--- Start of Working data ---
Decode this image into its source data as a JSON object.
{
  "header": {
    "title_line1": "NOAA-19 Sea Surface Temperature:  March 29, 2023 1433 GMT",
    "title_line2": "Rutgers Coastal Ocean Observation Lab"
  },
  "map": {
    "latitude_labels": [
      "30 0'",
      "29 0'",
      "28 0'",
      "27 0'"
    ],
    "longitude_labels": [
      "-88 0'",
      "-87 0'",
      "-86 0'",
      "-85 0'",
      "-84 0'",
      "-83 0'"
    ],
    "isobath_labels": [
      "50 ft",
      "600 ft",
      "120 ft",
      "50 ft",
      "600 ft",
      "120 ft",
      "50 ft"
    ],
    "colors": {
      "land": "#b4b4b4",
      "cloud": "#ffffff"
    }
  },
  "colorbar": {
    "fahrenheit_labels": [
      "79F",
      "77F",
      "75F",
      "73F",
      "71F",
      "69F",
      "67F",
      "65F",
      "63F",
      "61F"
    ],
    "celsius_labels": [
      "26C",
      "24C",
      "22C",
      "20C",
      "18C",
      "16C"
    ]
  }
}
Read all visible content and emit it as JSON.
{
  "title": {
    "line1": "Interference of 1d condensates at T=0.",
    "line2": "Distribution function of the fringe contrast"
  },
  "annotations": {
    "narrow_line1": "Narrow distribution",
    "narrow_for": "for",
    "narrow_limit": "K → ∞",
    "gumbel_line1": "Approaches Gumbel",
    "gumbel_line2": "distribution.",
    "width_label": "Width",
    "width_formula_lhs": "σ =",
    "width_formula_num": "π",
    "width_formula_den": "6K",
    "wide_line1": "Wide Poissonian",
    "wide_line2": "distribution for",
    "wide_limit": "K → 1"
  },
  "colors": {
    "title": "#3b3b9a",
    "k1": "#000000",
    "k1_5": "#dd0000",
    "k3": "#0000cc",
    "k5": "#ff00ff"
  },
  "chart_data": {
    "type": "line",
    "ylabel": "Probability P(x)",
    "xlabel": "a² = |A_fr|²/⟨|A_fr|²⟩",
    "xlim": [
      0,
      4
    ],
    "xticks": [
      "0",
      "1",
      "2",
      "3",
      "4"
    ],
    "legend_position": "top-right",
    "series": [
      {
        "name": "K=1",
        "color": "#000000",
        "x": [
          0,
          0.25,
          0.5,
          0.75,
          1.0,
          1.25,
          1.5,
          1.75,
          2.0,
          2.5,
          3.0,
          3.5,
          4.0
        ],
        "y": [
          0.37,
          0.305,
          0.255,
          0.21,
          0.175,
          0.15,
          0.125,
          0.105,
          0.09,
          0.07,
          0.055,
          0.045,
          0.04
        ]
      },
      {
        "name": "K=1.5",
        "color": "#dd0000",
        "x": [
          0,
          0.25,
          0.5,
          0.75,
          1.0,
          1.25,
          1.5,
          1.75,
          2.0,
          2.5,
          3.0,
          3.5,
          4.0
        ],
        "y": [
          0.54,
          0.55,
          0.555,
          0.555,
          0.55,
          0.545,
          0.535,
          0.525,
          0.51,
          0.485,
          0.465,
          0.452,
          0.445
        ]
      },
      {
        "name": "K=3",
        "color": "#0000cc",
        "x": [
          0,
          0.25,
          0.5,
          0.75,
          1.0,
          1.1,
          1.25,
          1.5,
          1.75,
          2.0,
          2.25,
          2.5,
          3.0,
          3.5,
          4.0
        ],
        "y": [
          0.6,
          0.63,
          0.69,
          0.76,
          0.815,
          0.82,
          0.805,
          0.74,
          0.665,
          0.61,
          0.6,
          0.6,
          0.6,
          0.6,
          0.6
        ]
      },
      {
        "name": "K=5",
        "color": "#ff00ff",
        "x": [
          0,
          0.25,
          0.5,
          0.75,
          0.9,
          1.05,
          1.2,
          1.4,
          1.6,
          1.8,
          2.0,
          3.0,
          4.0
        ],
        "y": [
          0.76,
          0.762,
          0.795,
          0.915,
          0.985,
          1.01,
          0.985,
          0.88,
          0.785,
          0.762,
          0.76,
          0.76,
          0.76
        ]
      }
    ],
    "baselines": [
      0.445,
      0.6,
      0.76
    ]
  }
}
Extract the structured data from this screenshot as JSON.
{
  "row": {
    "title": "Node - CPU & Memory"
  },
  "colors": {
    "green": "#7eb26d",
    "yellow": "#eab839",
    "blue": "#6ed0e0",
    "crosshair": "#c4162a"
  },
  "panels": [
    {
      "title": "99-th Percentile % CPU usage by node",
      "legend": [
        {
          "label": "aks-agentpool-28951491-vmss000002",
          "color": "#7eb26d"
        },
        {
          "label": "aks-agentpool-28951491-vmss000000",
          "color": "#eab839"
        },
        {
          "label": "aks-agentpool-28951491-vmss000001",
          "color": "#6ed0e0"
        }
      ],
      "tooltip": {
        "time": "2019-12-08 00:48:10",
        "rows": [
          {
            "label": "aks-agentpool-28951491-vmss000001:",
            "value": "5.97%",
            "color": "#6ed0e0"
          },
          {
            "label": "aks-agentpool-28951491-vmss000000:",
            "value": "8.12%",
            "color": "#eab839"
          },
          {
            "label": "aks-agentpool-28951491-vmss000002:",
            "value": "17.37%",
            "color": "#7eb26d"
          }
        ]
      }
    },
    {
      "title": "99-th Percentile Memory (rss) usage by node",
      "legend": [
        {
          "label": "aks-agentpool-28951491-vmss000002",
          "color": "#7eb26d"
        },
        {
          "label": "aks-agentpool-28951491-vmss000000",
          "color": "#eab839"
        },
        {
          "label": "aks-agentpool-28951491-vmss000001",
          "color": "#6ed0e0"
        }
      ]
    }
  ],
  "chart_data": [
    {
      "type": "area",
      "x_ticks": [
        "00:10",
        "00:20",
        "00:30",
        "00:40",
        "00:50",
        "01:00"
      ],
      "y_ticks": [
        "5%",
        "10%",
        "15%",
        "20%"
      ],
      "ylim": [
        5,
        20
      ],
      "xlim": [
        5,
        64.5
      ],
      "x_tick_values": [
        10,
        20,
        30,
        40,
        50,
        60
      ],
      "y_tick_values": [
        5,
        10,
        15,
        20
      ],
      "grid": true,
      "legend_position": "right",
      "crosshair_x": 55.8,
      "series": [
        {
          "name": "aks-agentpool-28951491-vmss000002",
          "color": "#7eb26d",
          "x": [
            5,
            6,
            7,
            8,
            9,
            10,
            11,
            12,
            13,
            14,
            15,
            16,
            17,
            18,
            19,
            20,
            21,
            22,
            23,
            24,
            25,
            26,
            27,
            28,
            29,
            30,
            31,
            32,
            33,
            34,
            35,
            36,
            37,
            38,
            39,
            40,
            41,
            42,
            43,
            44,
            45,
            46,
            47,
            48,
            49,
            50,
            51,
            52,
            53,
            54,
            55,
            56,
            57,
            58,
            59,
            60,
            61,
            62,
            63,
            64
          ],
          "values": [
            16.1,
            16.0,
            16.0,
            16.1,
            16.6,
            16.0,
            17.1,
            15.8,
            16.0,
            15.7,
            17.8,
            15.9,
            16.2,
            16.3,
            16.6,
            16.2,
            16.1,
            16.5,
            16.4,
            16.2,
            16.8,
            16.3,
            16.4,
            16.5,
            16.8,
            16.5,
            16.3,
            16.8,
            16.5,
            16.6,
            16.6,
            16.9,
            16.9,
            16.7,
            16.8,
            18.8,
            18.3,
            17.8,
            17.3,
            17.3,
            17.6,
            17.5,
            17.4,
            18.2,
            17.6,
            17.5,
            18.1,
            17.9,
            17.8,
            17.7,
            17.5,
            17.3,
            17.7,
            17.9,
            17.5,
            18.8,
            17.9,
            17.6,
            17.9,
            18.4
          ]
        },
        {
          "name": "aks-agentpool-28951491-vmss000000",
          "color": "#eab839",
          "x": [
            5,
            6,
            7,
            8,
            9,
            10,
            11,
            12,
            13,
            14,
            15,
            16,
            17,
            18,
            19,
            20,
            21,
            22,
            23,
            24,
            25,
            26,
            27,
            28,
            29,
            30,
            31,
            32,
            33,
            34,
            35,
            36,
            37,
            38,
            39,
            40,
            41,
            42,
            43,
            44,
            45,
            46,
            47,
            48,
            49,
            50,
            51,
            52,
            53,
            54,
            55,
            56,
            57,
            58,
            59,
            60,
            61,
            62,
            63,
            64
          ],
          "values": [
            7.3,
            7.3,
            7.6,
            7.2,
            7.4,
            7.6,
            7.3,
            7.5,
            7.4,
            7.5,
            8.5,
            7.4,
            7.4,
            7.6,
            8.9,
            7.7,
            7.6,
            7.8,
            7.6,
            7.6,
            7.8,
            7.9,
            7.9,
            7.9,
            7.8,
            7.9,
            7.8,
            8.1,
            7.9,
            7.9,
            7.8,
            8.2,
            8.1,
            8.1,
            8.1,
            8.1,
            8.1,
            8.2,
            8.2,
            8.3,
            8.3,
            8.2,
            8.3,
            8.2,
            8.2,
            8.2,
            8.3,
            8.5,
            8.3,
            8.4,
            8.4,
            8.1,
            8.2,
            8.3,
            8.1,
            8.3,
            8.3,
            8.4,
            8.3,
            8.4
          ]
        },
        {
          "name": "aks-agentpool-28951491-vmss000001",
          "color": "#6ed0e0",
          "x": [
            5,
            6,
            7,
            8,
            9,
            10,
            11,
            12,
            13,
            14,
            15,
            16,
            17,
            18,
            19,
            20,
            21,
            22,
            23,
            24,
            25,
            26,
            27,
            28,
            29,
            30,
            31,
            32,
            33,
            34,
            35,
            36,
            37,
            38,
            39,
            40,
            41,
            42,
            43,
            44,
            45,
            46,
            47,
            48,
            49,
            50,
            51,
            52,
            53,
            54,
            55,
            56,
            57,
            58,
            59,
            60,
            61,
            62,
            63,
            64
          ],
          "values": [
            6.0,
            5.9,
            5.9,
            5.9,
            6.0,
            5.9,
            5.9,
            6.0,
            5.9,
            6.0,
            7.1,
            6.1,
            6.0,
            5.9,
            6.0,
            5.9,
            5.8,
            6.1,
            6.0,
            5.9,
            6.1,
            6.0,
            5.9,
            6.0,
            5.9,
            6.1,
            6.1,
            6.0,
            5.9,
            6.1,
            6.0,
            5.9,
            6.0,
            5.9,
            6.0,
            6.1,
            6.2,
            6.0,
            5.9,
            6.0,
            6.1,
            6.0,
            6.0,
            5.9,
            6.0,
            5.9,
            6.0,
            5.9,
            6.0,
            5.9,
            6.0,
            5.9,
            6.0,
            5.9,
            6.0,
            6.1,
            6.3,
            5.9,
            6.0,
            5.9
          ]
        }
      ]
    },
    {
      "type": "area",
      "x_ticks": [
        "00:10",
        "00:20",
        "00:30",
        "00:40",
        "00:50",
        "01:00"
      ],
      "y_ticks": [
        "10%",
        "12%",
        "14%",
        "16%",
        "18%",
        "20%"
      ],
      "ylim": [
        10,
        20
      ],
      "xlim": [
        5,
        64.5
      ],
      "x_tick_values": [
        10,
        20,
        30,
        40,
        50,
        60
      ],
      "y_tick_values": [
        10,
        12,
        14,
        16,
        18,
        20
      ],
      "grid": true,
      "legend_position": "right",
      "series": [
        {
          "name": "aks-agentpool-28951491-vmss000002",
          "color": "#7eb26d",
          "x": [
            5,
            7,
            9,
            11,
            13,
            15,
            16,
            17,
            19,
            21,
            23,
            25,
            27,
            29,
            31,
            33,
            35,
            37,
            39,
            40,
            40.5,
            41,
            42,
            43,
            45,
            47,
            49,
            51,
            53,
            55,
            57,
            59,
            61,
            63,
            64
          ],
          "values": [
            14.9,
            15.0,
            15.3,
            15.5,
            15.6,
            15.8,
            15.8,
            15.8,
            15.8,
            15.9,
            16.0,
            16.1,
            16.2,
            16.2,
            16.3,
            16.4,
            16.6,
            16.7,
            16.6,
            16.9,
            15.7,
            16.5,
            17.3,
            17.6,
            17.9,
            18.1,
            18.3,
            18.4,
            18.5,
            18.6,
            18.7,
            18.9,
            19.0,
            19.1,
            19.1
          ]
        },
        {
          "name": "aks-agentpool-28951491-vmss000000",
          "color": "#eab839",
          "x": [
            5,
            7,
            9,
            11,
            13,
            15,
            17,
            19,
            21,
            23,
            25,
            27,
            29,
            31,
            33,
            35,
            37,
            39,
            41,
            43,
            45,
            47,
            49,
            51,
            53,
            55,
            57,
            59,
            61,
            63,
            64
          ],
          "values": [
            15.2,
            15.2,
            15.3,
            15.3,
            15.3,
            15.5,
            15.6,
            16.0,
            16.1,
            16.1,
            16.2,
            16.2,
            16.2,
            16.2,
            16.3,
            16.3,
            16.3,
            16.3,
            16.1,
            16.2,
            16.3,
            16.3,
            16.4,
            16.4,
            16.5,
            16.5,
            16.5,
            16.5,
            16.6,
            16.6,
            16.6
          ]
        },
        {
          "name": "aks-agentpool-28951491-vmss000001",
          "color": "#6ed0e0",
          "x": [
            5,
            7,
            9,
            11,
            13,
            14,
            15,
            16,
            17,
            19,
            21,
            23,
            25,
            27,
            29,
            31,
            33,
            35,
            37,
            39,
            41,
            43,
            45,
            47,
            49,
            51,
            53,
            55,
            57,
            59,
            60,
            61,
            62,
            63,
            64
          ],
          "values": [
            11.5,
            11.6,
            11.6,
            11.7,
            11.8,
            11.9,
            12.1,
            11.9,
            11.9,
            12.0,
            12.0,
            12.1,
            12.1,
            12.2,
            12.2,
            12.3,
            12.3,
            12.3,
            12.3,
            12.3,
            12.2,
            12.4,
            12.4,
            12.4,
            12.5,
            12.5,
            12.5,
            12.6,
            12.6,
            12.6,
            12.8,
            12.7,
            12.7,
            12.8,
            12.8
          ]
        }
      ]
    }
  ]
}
--- End of Working data ---
Using the listing, collect all lines in which the string "Memory" is found.

    "title": "Node - CPU & Memory"
      "title": "99-th Percentile Memory (rss) usage by node",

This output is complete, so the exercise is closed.